SHORT TASK - Tally every line featuring "header", then give that tally alone.

PROVIDED RECORDS -
Begin
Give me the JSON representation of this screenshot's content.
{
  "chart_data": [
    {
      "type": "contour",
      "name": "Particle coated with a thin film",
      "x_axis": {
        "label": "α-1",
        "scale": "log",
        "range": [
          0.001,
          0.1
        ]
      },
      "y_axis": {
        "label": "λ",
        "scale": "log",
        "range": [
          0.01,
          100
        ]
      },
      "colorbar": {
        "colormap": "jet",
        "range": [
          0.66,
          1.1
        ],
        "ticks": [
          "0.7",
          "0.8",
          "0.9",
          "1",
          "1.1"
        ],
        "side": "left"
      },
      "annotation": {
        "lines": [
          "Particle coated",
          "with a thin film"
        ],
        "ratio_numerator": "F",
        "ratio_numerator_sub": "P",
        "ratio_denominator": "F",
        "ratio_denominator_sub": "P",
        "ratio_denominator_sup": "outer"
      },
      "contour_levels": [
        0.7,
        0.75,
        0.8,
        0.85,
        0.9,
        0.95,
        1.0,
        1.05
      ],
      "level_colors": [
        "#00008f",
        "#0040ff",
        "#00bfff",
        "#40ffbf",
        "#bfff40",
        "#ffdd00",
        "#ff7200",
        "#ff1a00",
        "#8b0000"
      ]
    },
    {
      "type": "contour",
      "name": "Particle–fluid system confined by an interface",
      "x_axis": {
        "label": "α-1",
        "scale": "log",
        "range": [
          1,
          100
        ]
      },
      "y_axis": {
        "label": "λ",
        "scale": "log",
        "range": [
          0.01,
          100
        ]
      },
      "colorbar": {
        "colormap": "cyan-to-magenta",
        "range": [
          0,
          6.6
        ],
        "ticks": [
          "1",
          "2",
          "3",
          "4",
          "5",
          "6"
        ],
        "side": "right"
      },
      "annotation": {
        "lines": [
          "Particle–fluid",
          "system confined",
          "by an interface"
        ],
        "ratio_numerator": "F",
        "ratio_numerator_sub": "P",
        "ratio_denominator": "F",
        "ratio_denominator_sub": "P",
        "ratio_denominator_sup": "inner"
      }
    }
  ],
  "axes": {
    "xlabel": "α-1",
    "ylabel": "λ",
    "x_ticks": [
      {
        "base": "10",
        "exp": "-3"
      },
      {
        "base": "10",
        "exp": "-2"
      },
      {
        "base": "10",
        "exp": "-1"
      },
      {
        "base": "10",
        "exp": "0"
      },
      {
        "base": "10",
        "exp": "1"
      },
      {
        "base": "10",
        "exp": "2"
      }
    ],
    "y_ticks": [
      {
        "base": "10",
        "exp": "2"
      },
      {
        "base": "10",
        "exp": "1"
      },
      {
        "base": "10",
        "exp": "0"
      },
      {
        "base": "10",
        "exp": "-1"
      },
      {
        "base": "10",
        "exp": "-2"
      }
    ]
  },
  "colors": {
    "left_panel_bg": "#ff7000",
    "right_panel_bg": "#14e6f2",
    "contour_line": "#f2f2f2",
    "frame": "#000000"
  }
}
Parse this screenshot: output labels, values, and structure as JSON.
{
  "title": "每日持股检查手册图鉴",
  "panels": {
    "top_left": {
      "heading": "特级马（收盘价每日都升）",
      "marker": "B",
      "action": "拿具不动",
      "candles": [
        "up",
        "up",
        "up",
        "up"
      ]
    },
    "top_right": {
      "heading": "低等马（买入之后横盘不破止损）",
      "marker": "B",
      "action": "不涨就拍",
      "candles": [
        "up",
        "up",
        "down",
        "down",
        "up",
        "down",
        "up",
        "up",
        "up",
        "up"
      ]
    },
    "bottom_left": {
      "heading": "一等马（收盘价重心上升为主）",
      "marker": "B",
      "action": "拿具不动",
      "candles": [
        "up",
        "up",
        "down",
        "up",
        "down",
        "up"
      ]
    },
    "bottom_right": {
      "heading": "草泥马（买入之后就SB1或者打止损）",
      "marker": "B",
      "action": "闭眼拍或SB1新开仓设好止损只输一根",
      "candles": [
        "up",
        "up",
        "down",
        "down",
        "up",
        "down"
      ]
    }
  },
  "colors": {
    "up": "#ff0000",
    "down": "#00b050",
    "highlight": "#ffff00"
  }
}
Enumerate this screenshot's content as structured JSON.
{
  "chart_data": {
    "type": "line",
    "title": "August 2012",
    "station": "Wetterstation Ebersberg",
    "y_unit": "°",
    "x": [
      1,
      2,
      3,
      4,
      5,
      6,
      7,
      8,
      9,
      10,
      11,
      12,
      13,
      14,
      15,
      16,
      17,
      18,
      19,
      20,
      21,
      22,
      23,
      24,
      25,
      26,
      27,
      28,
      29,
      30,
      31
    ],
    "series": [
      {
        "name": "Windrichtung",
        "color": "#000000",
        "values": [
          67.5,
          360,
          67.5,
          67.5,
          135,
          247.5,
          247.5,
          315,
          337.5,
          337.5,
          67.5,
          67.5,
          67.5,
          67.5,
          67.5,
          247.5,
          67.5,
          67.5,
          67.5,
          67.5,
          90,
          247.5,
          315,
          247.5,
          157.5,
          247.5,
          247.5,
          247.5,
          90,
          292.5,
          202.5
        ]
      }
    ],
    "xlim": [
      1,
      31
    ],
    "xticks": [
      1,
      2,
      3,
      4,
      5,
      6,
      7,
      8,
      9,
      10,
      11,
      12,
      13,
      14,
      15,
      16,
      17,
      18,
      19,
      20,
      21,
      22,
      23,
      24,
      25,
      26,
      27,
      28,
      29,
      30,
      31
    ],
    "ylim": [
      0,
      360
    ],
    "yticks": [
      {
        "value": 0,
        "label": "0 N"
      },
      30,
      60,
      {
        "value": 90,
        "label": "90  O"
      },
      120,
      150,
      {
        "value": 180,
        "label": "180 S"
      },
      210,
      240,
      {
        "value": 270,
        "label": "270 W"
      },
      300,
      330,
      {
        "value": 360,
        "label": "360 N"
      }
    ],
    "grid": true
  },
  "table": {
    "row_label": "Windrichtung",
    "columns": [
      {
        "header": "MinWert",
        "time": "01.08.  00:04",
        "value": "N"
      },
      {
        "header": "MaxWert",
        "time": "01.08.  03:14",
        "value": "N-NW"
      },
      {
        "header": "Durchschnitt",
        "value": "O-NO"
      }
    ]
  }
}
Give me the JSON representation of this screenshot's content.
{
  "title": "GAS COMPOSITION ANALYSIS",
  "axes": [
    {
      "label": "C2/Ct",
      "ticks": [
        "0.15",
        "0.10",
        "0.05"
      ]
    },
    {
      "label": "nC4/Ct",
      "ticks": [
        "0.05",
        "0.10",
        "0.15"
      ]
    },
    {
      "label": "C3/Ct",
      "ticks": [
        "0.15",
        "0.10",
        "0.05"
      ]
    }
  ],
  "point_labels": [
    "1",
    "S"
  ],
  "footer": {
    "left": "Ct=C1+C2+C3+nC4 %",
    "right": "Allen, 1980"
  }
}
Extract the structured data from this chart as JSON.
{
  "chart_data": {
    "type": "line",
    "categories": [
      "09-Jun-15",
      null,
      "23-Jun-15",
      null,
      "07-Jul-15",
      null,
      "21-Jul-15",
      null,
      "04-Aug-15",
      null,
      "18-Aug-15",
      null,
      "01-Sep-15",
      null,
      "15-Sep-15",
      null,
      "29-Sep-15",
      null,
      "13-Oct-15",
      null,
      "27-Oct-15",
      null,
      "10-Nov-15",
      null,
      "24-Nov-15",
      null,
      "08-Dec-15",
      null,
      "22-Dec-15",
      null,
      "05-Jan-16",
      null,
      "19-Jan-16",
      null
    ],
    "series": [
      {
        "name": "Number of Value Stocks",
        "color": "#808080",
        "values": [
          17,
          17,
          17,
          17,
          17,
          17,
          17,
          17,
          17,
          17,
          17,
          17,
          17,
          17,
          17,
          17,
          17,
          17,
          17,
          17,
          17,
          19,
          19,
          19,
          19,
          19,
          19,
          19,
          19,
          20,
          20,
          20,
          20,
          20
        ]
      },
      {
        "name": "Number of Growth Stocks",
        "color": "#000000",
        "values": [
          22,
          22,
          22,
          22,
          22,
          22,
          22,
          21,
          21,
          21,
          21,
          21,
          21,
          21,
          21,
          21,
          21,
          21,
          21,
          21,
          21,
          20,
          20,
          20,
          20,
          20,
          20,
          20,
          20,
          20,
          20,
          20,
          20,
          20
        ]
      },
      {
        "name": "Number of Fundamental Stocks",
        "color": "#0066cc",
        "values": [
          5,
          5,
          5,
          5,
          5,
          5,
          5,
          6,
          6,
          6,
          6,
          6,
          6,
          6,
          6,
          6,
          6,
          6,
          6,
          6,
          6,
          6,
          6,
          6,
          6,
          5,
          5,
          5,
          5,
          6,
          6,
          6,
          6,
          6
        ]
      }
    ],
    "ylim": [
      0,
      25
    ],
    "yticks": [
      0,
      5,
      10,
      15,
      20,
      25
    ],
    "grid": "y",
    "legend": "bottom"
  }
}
End
EXERCISE SOLUTION - 3